## Document segment
***
Try this out Ninja and see if it will work:

MONSTER BOX CALM 
http://www.mediafire.com/listen/c5tqmjjds5ncst1/Monster_Box_Calm.mp3

MONSTER BOX ATTACK
http://www.mediafire.com/listen/8b6p67btrq671ah/Monster_Box_Attack.mp3


----------



## JasonB5449 (Sep 10, 2013)

Ghost Ninja said:


> Awesome Jason! Well what I had thought about was to have a long loop running with a bunch of sniffing around and some snorts with some grunts and growls. And then another track (perhaps running another MP3) with wild animal attack sounds that run for about 3 or 4 seconds. The idea being that there is a beast like a werewolf in the box that smells food and is trying to get a better handle of it and then a sudden attack when it identifies _you_.
> 
> This will play out with the first track on an ongoing loop and the second track is to be triggered with a motion sensor when someone comes near. Maybe include a long silence at the end of the attack for a natural pause between attacks (vistiors). Honestly, based on your cemetery track anything you make will be cool. Thanks for taking it on.


Try this out Ninja and see if it will work:

MONSTER BOX CALM 
http://www.mediafire.com/listen/c5tqmjjds5ncst1/Monster_Box_Calm.mp3

MONSTER BOX ATTACK
http://www.mediafire.com/listen/8b6p67btrq671ah/Monster_Box_Attack.mp3


----------



## ThroneOfAnguish (Oct 16, 2013)

Thank you! This is awesome!


----------



## Ghost Ninja (Aug 25, 2013)

This totally cool and way better than I had in mind. I hope to repay you and the forum for providing this super effect that will add so much to the whole prop. When I finish the whole MIB prop I'll get some video and post it up to show off the sound in coordination with the prop. I'll probably start a new thread for it to avoid hijacking this one any further. THANKS AGAIN!!!


----------



## JasonB5449 (Sep 10, 2013)

Ghost Ninja said:


> This totally cool and way better than I had in mind. I hope to repay you and the forum for providing this super effect that will add so much to the whole prop. When I finish the whole MIB prop I'll get some video and post it up to show off the sound in coordination with the prop. I'll probably start a new thread for it to avoid hijacking this one any further. THANKS AGAIN!!!


COOL MAN! Hope it works for you. I'd love to see it in action when you get it up and running! No worries about paybacks, I enjoy doing it. 

In case you were wondering, the noises are a combo of a gorilla and a crocodile. We shall call it.. The GORILLODILE!!! LOL


----------



## Jerry Vayne (Jul 24, 2012)

great job!


----------



## Ghost Ninja (Aug 25, 2013)

Well I finished my MIB with the cool sounds from JasonB5449. Here's the link for the thread if you want to check it out. Thanks again Jason, it was a big hit!!!

2013 My take on the MIB


----------



## redjag67 (Nov 7, 2012)

Awesome tunes..thanks for sharing! Will definitely add it to my music for tomorrow's haunt.


----------



## roach (Oct 30, 2013)

Thanks for that I will be using that tomorrow night for sure !


----------



## Sp00ktacular (Sep 30, 2013)

Thank you. I used part of this and added it to my tunes last night. Really worked well. Thank you


----------



## Bella LaGhostly (Aug 10, 2009)

LOVE IT!! Thank you so much for sharing your sound file, Jason - GREAT WORK!!


----------



## Sofaman (Sep 27, 2012)

WOW...I know you did this last year but I just found it. Thanks! It will be used in my greaveyard haunt this year!


----------



## theVanyr (Jun 18, 2006)

Very nice!


----------
***
## Records for processing
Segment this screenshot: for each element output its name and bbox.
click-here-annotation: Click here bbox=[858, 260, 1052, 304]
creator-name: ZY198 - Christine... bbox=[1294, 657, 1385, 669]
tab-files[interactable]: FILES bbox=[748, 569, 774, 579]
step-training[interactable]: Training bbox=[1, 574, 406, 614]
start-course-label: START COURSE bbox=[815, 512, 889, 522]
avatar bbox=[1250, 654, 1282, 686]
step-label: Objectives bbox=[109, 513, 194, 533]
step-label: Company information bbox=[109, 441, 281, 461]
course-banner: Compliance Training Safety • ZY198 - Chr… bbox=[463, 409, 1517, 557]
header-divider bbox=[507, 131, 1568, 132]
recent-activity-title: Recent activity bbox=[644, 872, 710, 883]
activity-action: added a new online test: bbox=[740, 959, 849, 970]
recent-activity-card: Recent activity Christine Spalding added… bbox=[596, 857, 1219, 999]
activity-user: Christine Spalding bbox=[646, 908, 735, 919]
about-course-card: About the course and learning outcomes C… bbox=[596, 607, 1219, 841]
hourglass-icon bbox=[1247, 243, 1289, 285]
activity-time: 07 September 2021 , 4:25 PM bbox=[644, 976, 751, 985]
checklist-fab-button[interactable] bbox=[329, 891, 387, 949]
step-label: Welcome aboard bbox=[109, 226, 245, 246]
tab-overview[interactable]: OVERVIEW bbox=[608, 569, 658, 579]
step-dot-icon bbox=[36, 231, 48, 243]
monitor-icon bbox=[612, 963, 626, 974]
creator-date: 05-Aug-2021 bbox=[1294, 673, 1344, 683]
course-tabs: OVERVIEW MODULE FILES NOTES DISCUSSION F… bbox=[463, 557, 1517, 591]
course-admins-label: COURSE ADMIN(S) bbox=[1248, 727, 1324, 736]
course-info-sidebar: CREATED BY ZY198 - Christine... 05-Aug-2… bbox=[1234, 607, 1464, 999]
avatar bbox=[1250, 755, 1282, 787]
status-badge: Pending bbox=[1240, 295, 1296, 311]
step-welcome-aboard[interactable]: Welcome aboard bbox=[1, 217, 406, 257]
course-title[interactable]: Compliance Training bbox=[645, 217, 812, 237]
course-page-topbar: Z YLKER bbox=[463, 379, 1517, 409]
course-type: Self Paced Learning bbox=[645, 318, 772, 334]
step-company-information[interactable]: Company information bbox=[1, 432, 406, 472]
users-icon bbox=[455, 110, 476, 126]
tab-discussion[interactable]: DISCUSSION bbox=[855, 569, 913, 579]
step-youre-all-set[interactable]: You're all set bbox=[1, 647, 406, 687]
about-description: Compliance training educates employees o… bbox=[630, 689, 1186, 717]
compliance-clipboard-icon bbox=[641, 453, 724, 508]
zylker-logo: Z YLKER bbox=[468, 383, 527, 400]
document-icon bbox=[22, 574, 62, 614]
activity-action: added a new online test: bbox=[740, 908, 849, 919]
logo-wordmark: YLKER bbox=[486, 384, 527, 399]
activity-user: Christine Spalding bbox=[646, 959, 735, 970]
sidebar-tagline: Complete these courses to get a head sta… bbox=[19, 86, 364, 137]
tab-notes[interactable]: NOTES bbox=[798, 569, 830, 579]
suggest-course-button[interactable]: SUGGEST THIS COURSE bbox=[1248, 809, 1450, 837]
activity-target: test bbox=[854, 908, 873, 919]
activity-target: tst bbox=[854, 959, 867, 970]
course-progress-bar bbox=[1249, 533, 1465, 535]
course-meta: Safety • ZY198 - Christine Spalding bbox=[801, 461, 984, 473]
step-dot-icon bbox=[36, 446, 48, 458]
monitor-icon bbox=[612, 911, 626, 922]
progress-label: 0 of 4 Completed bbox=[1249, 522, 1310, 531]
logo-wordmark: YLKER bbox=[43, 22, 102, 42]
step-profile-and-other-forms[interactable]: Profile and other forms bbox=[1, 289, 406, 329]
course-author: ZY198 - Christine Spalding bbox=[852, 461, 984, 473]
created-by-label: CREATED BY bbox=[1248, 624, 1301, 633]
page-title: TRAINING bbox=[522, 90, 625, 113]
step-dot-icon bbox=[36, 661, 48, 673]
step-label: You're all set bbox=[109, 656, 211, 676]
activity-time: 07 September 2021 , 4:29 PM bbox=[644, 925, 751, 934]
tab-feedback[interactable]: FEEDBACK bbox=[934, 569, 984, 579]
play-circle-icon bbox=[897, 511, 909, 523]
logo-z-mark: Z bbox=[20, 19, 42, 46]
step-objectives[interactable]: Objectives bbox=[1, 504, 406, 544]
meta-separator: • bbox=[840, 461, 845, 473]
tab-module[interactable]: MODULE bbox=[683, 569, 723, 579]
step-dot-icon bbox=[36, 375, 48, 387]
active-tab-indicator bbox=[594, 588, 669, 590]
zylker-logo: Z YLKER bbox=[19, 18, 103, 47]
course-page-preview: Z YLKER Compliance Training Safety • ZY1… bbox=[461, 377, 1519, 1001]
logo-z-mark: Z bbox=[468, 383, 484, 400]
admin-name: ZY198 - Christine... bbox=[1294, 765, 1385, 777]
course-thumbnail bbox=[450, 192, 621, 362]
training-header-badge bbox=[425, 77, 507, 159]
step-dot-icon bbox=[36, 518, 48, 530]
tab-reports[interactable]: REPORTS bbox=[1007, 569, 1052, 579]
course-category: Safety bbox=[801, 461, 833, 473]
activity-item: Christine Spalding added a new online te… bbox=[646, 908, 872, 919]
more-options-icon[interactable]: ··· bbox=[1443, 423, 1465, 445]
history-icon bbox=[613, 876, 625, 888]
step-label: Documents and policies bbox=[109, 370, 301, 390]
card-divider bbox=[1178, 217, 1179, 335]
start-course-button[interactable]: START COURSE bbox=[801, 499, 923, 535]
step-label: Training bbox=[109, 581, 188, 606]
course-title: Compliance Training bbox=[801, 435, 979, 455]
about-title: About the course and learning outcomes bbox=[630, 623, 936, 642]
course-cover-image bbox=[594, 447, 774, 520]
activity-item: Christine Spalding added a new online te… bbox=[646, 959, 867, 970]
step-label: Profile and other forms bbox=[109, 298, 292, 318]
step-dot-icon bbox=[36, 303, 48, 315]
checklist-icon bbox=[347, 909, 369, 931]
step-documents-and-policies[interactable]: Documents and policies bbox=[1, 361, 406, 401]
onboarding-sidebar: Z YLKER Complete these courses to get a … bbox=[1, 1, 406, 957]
***
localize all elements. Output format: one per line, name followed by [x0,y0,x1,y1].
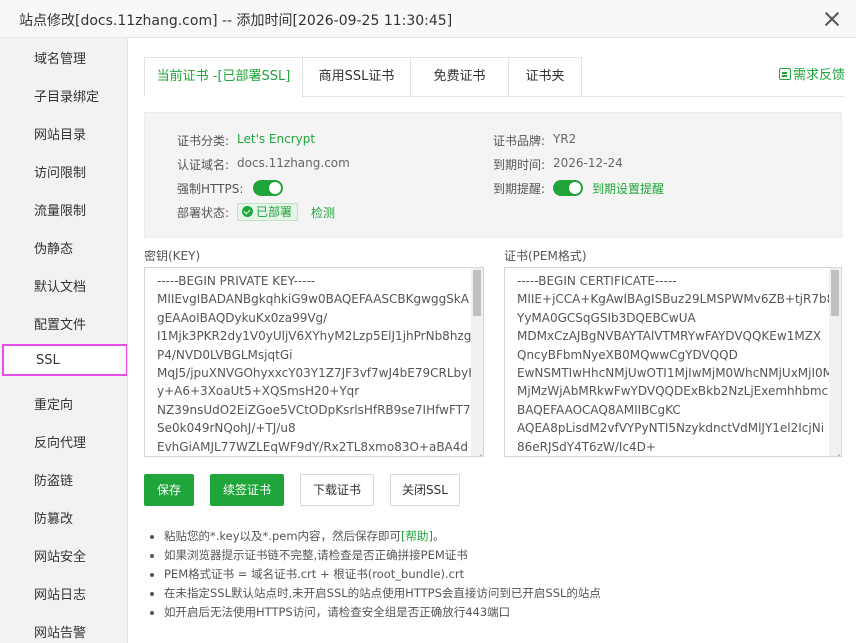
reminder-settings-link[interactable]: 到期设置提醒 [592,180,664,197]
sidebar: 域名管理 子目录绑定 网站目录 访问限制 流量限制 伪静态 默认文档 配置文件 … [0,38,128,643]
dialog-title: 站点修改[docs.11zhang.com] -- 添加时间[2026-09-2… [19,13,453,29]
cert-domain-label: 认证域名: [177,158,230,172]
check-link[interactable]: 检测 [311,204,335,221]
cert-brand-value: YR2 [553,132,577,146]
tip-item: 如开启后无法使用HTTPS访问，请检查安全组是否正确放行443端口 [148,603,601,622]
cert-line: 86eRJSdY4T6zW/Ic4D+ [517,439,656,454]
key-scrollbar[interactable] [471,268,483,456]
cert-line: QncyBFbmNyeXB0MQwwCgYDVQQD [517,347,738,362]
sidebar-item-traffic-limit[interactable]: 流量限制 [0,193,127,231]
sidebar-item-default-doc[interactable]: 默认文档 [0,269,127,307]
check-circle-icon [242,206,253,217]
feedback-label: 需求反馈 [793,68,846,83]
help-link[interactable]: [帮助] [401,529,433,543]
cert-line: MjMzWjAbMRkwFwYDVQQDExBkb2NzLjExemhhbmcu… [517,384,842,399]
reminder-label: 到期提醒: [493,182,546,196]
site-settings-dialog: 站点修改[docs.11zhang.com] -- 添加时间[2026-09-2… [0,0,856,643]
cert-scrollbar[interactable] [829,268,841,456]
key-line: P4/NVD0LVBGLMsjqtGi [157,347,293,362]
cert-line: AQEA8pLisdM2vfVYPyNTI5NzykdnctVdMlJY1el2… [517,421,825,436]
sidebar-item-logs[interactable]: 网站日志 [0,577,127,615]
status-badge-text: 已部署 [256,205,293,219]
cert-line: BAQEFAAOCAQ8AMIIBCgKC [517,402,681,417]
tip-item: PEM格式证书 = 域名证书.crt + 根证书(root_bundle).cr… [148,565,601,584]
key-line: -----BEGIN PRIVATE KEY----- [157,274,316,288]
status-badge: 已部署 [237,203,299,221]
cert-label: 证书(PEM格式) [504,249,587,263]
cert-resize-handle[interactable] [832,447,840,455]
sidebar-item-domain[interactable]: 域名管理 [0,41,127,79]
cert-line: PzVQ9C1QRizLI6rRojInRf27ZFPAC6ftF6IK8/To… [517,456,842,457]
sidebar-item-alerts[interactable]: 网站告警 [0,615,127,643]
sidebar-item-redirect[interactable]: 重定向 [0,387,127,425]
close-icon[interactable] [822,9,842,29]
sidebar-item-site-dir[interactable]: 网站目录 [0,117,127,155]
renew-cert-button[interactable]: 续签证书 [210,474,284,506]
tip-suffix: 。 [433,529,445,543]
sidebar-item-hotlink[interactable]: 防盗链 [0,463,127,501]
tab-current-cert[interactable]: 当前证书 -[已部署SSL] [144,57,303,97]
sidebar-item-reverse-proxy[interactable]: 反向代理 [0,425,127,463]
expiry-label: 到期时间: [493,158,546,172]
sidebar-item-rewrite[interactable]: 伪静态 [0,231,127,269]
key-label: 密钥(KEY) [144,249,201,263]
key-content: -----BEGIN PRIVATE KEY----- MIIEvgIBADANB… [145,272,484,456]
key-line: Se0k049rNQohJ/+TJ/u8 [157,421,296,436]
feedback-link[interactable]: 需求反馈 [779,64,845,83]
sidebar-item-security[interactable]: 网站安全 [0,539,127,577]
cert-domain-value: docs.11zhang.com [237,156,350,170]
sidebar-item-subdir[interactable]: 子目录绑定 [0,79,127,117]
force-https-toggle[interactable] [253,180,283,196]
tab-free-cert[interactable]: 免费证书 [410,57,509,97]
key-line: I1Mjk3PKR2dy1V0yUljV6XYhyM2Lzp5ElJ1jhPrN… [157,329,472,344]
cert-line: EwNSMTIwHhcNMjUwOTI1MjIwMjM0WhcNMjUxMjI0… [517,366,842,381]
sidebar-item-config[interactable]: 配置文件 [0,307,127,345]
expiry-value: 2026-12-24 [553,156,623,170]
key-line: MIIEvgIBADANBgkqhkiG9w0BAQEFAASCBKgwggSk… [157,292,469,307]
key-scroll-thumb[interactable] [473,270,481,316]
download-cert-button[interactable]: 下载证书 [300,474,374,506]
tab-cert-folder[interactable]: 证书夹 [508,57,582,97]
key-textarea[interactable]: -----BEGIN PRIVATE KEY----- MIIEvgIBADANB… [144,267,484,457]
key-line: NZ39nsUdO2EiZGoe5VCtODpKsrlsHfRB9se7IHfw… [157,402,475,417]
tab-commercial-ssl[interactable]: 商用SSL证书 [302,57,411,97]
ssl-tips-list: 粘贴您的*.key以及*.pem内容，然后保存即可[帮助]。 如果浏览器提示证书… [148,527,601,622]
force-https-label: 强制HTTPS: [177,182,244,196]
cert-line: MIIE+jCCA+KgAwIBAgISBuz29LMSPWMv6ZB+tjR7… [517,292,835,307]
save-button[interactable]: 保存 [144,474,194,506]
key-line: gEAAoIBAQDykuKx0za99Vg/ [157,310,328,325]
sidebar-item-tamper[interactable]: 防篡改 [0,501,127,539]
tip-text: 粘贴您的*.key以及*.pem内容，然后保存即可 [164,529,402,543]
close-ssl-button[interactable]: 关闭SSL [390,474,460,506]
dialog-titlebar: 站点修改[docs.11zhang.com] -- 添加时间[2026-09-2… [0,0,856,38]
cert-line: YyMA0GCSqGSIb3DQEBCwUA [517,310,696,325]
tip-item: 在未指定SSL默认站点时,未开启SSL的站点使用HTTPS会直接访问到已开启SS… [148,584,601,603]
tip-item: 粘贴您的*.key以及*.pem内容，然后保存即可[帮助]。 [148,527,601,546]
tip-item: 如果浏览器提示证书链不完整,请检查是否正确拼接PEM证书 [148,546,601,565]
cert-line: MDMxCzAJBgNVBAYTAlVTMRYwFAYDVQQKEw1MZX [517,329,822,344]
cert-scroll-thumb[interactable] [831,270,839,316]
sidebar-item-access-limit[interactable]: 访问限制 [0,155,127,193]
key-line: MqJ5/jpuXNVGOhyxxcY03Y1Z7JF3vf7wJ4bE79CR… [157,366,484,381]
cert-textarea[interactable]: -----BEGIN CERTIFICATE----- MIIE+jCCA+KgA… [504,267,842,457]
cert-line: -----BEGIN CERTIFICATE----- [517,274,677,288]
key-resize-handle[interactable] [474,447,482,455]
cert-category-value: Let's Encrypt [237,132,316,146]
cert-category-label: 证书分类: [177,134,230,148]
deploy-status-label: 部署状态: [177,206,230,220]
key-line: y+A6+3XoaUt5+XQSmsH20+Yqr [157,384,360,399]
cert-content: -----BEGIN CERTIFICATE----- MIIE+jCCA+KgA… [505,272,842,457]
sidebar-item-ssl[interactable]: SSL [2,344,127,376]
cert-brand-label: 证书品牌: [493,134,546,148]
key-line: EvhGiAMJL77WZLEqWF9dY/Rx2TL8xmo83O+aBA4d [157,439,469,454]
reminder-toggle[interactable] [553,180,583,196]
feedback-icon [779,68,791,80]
***
## Objectives
**a)** According to the forum thread, which two animals' noises were combined to make the monster box sounds?
**b)** Copy word for word the listing lines between the line holding "reminder-settings-link[interactable]: 到期设置提醒 [592,180,664,197]" and the line holding "check-circle-icon [242,206,253,217]", inclusive.

## Worked answers
**a)** A gorilla and a crocodile.

**b)**
reminder-settings-link[interactable]: 到期设置提醒 [592,180,664,197]
sidebar: 域名管理 子目录绑定 网站目录 访问限制 流量限制 伪静态 默认文档 配置文件 … [0,38,128,643]
dialog-title: 站点修改[docs.11zhang.com] -- 添加时间[2026-09-2… [19,13,453,29]
cert-domain-label: 认证域名: [177,158,230,172]
check-link[interactable]: 检测 [311,204,335,221]
cert-brand-value: YR2 [553,132,577,146]
tip-item: 如开启后无法使用HTTPS访问，请检查安全组是否正确放行443端口 [148,603,601,622]
cert-line: 86eRJSdY4T6zW/Ic4D+ [517,439,656,454]
key-scrollbar[interactable] [471,268,483,456]
cert-line: QncyBFbmNyeXB0MQwwCgYDVQQD [517,347,738,362]
sidebar-item-traffic-limit[interactable]: 流量限制 [0,193,127,231]
sidebar-item-default-doc[interactable]: 默认文档 [0,269,127,307]
check-circle-icon [242,206,253,217]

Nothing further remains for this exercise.